**What you should do:** Scan the records below. List lines holding "вариант".

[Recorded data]
-- Begin --

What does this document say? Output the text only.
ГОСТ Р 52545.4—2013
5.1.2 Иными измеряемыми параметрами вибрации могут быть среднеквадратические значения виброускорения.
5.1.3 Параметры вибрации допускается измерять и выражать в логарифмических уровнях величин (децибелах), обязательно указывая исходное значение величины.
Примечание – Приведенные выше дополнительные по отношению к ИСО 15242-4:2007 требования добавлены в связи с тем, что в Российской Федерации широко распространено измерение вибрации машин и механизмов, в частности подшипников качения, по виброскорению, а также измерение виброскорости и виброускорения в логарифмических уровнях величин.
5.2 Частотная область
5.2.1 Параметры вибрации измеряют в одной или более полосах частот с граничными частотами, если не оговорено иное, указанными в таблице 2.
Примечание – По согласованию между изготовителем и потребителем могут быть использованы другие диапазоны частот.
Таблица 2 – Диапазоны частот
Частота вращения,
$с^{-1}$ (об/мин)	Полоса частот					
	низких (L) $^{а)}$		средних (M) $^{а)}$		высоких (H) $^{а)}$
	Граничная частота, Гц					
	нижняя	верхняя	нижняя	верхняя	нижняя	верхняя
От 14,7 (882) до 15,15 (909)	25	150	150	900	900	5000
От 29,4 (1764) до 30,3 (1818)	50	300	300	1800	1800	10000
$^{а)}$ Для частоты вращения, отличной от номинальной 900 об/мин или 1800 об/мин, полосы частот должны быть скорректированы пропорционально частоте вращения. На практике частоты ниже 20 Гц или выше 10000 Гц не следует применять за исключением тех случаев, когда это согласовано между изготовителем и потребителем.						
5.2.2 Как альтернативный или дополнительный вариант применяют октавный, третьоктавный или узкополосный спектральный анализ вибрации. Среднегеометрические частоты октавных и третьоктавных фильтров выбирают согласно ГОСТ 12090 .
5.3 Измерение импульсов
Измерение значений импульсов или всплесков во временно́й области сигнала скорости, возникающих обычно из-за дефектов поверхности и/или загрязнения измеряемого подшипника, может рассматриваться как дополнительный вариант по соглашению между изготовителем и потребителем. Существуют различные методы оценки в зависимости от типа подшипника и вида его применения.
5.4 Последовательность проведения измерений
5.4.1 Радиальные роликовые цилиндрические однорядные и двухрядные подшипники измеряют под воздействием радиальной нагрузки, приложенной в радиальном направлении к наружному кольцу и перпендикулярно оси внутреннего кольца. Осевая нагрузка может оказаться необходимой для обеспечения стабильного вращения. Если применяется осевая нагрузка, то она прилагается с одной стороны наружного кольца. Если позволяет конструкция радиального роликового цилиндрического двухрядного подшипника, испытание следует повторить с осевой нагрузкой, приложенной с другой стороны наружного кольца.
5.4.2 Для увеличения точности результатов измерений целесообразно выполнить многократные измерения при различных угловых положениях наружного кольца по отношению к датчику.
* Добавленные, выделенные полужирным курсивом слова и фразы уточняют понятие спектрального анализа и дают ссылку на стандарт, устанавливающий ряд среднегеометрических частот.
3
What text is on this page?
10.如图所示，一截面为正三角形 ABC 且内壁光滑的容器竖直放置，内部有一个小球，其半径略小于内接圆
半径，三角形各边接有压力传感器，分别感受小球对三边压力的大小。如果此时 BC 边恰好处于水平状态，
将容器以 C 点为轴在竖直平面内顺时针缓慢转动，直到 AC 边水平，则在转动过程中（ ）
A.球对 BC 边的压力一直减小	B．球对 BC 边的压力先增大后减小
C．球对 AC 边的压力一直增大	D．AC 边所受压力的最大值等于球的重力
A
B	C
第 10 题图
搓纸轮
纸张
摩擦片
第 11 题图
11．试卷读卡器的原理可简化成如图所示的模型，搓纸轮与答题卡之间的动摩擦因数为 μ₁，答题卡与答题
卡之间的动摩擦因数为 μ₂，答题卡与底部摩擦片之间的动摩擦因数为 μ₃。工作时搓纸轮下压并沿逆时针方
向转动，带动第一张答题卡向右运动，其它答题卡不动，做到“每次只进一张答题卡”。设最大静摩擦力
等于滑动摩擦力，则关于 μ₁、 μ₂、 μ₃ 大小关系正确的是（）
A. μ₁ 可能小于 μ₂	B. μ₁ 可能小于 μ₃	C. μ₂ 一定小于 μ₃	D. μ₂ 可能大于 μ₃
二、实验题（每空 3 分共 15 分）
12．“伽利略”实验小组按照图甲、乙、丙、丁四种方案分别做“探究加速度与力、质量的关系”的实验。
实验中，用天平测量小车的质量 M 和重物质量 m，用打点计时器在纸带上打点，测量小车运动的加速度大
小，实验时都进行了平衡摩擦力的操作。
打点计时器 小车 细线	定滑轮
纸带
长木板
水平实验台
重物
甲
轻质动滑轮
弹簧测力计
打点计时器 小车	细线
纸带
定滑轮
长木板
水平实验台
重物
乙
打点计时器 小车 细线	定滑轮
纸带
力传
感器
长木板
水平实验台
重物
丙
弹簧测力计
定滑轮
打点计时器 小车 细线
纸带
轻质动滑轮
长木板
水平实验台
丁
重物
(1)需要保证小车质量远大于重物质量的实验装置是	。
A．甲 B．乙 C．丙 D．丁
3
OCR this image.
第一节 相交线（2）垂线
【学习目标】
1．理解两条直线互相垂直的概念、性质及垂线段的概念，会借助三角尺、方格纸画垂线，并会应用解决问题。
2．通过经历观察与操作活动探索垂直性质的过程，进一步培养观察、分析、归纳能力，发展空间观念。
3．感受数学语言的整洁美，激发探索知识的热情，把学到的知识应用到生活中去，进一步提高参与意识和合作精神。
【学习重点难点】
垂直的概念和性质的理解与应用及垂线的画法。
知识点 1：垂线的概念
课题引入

-- End --

**Exercise answer:**
5.2.2 Как альтернативный или дополнительный вариант применяют октавный, третьоктавный или узкополосный спектральный анализ вибрации. Среднегеометрические частоты октавных и третьоктавных фильтров выбирают согласно ГОСТ 12090 .
Измерение значений импульсов или всплесков во временно́й области сигнала скорости, возникающих обычно из-за дефектов поверхности и/или загрязнения измеряемого подшипника, может рассматриваться как дополнительный вариант по соглашению между изготовителем и потребителем. Существуют различные методы оценки в зависимости от типа подшипника и вида его применения.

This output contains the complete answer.